* BEGIN Dataset excerpts *
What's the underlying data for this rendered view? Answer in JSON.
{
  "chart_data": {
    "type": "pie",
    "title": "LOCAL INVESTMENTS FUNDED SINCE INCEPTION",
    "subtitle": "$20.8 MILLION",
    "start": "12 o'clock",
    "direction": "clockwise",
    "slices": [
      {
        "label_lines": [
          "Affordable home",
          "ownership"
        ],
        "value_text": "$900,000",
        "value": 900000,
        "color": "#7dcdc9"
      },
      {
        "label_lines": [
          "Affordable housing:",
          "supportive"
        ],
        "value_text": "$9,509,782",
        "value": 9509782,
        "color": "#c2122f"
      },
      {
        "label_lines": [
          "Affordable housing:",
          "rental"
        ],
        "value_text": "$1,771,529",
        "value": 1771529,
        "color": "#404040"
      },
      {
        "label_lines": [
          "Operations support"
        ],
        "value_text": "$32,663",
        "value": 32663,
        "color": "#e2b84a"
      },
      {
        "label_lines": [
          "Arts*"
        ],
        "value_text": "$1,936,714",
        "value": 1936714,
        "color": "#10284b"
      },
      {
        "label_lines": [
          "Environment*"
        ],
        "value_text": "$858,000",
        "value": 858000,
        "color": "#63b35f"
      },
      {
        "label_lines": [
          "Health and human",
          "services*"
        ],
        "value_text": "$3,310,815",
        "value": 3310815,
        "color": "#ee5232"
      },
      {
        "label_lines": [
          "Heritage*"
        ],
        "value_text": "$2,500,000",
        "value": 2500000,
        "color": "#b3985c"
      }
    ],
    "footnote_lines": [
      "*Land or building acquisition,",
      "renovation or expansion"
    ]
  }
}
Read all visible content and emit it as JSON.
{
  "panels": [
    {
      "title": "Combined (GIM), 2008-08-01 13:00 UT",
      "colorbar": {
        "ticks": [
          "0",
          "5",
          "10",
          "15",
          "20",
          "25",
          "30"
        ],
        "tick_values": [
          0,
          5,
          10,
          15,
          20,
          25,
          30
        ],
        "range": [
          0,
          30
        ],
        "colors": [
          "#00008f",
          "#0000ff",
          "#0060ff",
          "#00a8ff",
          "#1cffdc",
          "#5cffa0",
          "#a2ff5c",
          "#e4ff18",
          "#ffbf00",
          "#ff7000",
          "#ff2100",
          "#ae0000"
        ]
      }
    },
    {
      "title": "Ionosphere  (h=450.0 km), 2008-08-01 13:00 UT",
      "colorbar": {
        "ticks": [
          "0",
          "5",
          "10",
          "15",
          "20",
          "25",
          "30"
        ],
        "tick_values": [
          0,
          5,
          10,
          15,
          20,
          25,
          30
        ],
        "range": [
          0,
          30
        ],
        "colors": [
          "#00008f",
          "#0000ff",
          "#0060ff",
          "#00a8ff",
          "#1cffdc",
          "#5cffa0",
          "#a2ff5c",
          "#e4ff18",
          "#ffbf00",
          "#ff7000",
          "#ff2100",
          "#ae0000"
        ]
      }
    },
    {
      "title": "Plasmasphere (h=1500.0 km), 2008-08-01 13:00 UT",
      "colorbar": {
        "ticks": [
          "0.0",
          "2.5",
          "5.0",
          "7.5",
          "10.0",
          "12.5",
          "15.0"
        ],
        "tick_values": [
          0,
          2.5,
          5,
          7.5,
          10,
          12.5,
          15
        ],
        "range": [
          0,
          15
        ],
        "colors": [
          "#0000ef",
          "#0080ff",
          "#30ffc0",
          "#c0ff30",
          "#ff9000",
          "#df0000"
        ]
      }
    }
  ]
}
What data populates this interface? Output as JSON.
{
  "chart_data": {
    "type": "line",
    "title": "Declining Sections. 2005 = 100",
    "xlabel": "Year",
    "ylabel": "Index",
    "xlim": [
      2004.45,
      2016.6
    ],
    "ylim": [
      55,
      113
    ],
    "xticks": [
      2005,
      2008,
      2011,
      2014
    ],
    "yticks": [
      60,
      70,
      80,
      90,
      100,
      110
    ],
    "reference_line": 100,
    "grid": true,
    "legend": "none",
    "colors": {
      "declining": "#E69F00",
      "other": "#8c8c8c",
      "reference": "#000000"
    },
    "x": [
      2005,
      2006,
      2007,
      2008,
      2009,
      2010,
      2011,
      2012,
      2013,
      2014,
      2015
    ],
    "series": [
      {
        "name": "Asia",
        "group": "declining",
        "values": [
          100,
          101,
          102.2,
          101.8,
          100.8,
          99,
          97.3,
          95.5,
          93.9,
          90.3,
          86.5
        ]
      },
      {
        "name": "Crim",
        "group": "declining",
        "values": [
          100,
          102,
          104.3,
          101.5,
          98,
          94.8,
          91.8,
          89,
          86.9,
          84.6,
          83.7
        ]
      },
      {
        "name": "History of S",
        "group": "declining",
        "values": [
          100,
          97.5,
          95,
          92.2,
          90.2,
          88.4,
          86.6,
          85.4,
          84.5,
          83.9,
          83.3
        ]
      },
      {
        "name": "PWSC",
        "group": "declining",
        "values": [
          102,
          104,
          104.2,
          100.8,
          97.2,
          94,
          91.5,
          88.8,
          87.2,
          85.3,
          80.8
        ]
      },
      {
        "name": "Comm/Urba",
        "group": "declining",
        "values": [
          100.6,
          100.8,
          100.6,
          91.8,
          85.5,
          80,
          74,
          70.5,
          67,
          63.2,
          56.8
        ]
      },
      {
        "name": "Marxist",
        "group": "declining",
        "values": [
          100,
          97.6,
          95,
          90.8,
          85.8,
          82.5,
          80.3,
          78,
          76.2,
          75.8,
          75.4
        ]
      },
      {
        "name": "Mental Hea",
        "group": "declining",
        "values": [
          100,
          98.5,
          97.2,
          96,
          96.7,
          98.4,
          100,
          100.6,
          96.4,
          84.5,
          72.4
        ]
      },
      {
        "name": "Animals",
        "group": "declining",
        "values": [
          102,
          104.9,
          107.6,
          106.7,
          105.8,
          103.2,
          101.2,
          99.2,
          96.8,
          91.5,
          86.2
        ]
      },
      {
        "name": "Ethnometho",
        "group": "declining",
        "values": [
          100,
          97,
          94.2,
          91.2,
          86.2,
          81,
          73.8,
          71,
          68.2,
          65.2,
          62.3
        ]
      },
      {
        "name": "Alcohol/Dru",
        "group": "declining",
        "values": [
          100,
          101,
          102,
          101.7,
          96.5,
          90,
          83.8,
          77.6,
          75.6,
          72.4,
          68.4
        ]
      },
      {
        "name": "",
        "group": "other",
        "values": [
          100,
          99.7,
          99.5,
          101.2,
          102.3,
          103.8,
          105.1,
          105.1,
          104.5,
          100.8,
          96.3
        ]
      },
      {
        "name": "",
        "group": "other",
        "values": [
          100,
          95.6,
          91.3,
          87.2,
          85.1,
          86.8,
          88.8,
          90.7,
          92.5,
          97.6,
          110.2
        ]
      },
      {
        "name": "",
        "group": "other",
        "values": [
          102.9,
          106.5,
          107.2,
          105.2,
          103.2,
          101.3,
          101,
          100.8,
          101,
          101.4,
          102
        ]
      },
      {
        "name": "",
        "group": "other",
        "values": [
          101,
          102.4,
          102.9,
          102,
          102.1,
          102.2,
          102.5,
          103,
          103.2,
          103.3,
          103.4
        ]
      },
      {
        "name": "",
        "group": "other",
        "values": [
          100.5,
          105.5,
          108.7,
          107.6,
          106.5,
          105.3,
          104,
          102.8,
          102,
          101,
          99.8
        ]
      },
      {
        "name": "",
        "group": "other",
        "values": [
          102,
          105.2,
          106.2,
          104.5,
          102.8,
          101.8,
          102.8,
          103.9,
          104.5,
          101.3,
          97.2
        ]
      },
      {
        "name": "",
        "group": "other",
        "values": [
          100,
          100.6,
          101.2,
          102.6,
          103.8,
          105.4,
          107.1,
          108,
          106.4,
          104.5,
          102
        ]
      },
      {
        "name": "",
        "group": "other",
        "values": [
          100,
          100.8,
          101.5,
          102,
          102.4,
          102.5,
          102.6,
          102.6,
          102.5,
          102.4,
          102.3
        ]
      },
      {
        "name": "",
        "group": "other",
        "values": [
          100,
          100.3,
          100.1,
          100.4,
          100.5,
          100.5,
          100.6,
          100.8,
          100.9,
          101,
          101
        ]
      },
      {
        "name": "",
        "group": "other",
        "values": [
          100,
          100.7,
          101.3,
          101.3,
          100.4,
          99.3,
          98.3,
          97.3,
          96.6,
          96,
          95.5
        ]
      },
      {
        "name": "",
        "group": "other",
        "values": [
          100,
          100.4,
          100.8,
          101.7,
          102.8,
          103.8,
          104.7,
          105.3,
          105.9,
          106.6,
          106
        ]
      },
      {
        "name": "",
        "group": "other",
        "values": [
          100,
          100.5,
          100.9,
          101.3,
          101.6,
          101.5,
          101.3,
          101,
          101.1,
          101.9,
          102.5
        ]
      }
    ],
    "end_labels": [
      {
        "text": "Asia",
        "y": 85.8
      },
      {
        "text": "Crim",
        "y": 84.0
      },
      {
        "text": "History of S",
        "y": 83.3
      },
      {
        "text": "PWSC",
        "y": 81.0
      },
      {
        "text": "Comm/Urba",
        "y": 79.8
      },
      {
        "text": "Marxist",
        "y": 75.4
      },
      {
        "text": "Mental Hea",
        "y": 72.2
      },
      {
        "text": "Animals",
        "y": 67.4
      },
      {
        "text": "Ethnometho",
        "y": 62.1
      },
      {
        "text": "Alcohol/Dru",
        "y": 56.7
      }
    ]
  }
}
* END Dataset excerpts *
* Direction
All lines that include "JSON" are to be gathered and copied.

* Task result
What's the underlying data for this rendered view? Answer in JSON.
Read all visible content and emit it as JSON.
What data populates this interface? Output as JSON.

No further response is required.